Trecho do texto:
┌──

Daisy Xavier | Anita Schwartz Galeria de Arte

Anita Schwartz Galeria de Arte realiza a exposição “Sobre como as coisas caem”, com 20 obras inéditas da artista Daisy Xavier, que ocuparão o grande espaço térreo do prédio na Gávea, zona sul do Rio de Janeiro. Com curadoria de Ulisses Carrilho, as obras que integrarão esta que é a maior individual da artista na galeria são pinturas em grande formato, em pó de ferrugem, folha e fios de latão, ácido, petróleo e ecoline sobre tela, desenhos com diversos materiais (muitas vezes os mesmos usados nas pinturas), monotipias, e 100 esculturas em metal, articuladas, que junto com uma casa de vespa formam uma grande instalação que leva o nome da exposição.

└──

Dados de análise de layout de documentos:
┌──

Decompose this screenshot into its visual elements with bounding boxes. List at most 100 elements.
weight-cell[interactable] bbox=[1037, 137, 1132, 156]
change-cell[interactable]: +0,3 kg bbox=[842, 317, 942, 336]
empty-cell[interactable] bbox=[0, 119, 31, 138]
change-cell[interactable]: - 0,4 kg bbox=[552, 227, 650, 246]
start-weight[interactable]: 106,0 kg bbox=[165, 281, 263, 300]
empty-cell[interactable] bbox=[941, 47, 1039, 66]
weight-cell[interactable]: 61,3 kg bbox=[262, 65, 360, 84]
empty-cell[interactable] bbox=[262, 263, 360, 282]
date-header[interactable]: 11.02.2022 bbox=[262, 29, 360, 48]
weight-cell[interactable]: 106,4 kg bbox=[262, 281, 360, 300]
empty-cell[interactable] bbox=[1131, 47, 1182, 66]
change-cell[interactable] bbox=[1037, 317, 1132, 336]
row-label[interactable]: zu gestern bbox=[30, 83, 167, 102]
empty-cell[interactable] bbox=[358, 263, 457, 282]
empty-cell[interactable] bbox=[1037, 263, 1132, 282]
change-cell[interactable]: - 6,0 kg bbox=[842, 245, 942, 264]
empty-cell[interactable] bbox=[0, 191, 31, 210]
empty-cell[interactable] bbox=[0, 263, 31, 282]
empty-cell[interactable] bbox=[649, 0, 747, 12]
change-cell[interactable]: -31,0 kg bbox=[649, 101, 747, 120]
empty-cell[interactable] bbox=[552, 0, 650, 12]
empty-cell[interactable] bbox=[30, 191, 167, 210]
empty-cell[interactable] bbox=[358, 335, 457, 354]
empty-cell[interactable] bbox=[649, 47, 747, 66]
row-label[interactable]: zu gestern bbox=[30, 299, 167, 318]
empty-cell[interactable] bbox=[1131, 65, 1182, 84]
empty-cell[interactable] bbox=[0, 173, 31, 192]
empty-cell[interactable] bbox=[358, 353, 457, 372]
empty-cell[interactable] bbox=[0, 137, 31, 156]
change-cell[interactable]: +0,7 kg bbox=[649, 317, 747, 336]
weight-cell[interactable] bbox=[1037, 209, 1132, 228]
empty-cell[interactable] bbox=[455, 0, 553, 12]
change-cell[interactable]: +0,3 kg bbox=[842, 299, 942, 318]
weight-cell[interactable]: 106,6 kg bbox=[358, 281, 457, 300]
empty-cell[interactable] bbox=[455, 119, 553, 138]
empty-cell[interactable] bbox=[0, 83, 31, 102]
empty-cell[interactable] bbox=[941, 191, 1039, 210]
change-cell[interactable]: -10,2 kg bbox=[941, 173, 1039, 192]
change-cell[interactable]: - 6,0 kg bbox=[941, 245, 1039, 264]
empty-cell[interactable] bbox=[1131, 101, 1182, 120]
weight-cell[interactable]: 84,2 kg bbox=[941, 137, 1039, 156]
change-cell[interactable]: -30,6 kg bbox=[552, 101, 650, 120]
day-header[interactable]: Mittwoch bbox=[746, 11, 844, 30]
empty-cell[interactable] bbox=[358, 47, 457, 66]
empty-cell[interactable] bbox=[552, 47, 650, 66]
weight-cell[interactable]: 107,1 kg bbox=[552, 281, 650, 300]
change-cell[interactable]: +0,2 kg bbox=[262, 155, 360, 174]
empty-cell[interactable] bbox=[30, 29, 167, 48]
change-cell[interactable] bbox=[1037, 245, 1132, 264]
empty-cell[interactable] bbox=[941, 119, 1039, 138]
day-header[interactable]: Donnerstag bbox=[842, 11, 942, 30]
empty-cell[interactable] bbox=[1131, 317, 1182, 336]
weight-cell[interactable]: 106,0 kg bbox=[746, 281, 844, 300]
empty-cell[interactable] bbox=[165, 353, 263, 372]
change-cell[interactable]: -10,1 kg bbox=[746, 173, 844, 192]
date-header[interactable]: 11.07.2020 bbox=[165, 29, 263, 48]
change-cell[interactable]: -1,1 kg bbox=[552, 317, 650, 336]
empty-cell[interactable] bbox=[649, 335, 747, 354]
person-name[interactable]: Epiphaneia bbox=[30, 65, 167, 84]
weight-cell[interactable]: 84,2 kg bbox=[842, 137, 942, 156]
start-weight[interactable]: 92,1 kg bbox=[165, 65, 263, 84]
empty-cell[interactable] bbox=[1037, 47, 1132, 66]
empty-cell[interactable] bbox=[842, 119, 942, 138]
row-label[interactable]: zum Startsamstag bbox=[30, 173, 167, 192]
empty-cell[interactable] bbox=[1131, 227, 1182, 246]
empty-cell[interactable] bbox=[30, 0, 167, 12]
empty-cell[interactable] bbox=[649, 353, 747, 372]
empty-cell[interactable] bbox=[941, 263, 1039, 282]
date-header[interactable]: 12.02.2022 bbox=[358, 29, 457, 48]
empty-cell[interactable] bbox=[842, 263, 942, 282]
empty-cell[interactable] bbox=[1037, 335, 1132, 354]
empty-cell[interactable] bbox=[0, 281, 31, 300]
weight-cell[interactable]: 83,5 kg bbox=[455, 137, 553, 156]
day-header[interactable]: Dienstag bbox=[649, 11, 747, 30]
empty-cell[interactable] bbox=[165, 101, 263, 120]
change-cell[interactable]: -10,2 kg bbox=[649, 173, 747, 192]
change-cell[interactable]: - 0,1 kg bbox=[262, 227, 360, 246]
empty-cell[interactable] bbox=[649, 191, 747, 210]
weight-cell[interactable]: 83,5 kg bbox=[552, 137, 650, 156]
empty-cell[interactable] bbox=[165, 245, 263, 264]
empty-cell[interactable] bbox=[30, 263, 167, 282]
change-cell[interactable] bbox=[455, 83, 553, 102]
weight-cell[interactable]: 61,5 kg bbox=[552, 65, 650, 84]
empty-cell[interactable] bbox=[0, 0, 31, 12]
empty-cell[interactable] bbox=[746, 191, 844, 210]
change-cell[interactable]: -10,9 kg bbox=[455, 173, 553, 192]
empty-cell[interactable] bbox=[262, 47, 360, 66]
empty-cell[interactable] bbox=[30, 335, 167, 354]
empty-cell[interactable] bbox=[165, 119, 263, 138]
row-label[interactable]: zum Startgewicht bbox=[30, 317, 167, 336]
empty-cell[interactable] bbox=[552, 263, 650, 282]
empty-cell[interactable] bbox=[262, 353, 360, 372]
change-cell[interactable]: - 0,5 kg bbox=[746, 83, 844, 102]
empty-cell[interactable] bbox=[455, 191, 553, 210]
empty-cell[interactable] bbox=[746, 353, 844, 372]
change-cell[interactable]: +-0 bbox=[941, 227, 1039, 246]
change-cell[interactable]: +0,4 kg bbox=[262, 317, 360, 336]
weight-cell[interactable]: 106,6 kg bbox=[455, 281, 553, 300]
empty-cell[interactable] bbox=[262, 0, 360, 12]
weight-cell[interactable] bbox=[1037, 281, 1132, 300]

└──

Exercícios propostos:
A - Transcreva o trecho do texto sobre a exposição de Daisy Xavier entre "Anita Schwartz Galeria de Arte realiza" e "nome da exposição.", inclusive.
B - Continue o texto sobre a exposição de Daisy Xavier a partir do ponto em que ele termina.
Os itens não são necessários para fazer os exercícios.

Respostas em ordem:
A -
Anita Schwartz Galeria de Arte realiza a exposição “Sobre como as coisas caem”, com 20 obras inéditas da artista Daisy Xavier, que ocuparão o grande espaço térreo do prédio na Gávea, zona sul do Rio de Janeiro. Com curadoria de Ulisses Carrilho, as obras que integrarão esta que é a maior individual da artista na galeria são pinturas em grande formato, em pó de ferrugem, folha e fios de latão, ácido, petróleo e ecoline sobre tela, desenhos com diversos materiais (muitas vezes os mesmos usados nas pinturas), monotipias, e 100 esculturas em metal, articuladas, que junto com uma casa de vespa formam uma grande instalação que leva o nome da exposição.

B -
Daisy Xavier conta que o título foi extraído de uma passagem do livro “Sete lições de física”, do físico italiano Carlo Rovelli, que aborda a questão da queda passando pela teoria da relatividade de Einstein até a física quântica. A artista explica que este conceito “rege todas as obras”. Ela ressalta que se interessa pela questão da queda em um “sentido muito amplo”, tanto do ponto de vista da física, “que vem desde Aristóteles”, até a “corrosão em toda a materialidade, pele, metais e mesmo no percurso de vida e morte, das coisas irem caindo, se despencando, se corroendo”. “Me interessa muito também a queda no mundo contemporâneo, dos valores, dos sentidos, dos parâmetros que estão se perdendo, como se o futuro tivesse um vetor de as coisas irem se dissolvendo. Vamos precisar pensar com novos parâmetros, porque os já estabelecidos, de espaço e tempo, estão se dissolvendo”, afirma. Ela ressalta que vê a dissolução “com bom sentido, sem nostalgia nenhuma. “O que dá problema é se resistir à evolução”, afirma. “Me interessa mais acolher, do que resistir à questão da queda”. Para ela, “o grande problema não são as coisas se dissolvendo, mas as resistências que se faz a isso. Esse movimento regressivo tenta conter essas mudanças. Dessa resistência vem racismo, vem todo esse excesso de religiosidade, esse moralismo que estamos vivendo. A arte é uma bela ferramenta para acompanhar essas quedas, essas mudanças”.